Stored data
[Begin]
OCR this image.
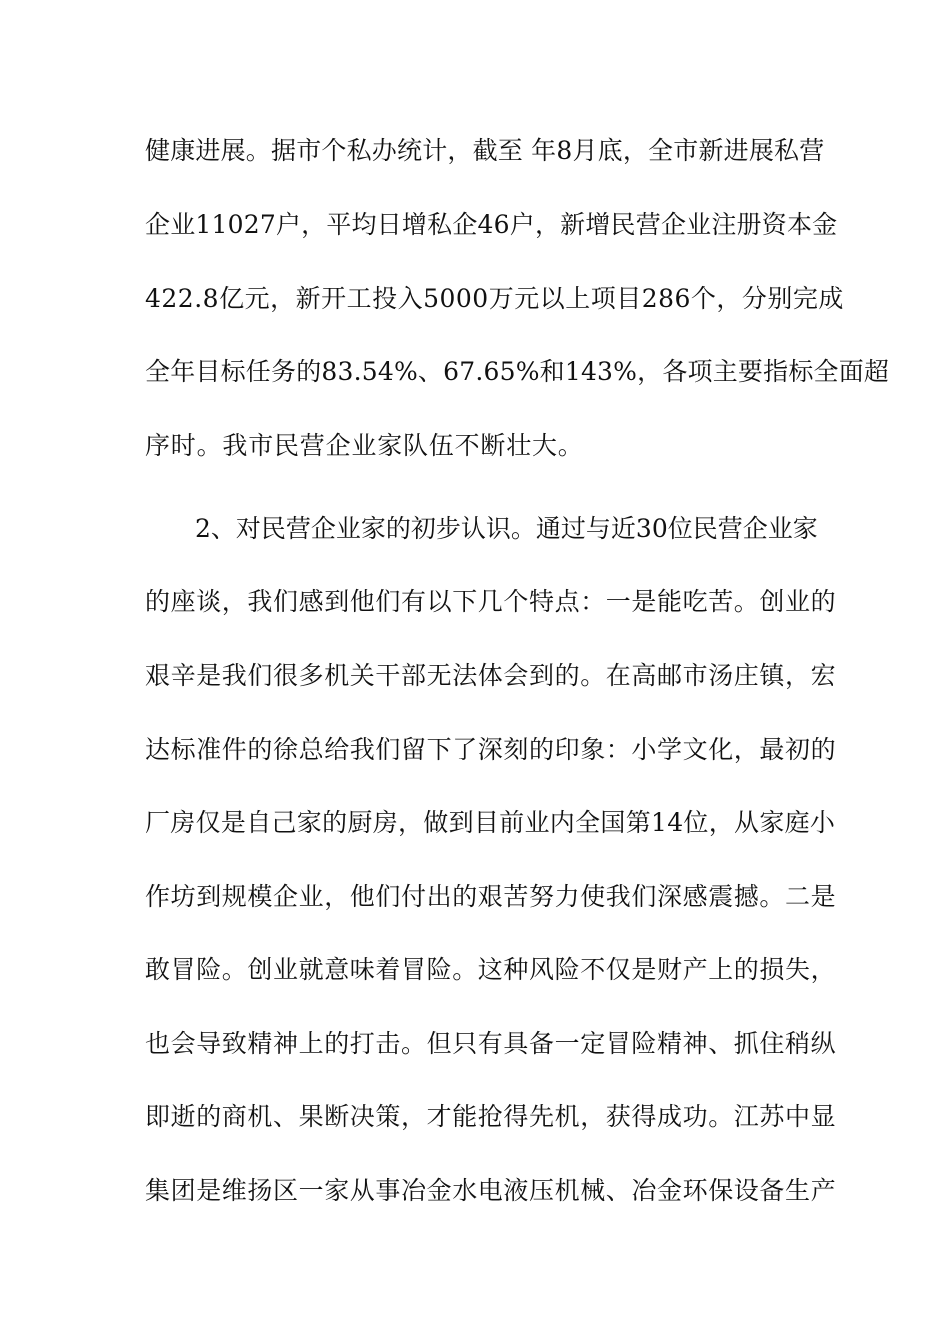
健康进展。据市个私办统计，截至 年8月底，全市新进展私营
企业11027户，平均日增私企46户，新增民营企业注册资本金
422.8亿元，新开工投入5000万元以上项目286个，分别完成
全年目标任务的83.54%、67.65%和143%，各项主要指标全面超
序时。我市民营企业家队伍不断壮大。
2、对民营企业家的初步认识。通过与近30位民营企业家
的座谈，我们感到他们有以下几个特点：一是能吃苦。创业的
艰辛是我们很多机关干部无法体会到的。在高邮市汤庄镇，宏
达标准件的徐总给我们留下了深刻的印象：小学文化，最初的
厂房仅是自己家的厨房，做到目前业内全国第14位，从家庭小
作坊到规模企业，他们付出的艰苦努力使我们深感震撼。二是
敢冒险。创业就意味着冒险。这种风险不仅是财产上的损失，
也会导致精神上的打击。但只有具备一定冒险精神、抓住稍纵
即逝的商机、果断决策，才能抢得先机，获得成功。江苏中显
集团是维扬区一家从事冶金水电液压机械、冶金环保设备生产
[End]
Given exercise: Would you set down the listing exactly, omitting pictures?

Output for this exercise:
OCR this image.
健康进展。据市个私办统计，截至 年8月底，全市新进展私营
企业11027户，平均日增私企46户，新增民营企业注册资本金
422.8亿元，新开工投入5000万元以上项目286个，分别完成
全年目标任务的83.54%、67.65%和143%，各项主要指标全面超
序时。我市民营企业家队伍不断壮大。
2、对民营企业家的初步认识。通过与近30位民营企业家
的座谈，我们感到他们有以下几个特点：一是能吃苦。创业的
艰辛是我们很多机关干部无法体会到的。在高邮市汤庄镇，宏
达标准件的徐总给我们留下了深刻的印象：小学文化，最初的
厂房仅是自己家的厨房，做到目前业内全国第14位，从家庭小
作坊到规模企业，他们付出的艰苦努力使我们深感震撼。二是
敢冒险。创业就意味着冒险。这种风险不仅是财产上的损失，
也会导致精神上的打击。但只有具备一定冒险精神、抓住稍纵
即逝的商机、果断决策，才能抢得先机，获得成功。江苏中显
集团是维扬区一家从事冶金水电液压机械、冶金环保设备生产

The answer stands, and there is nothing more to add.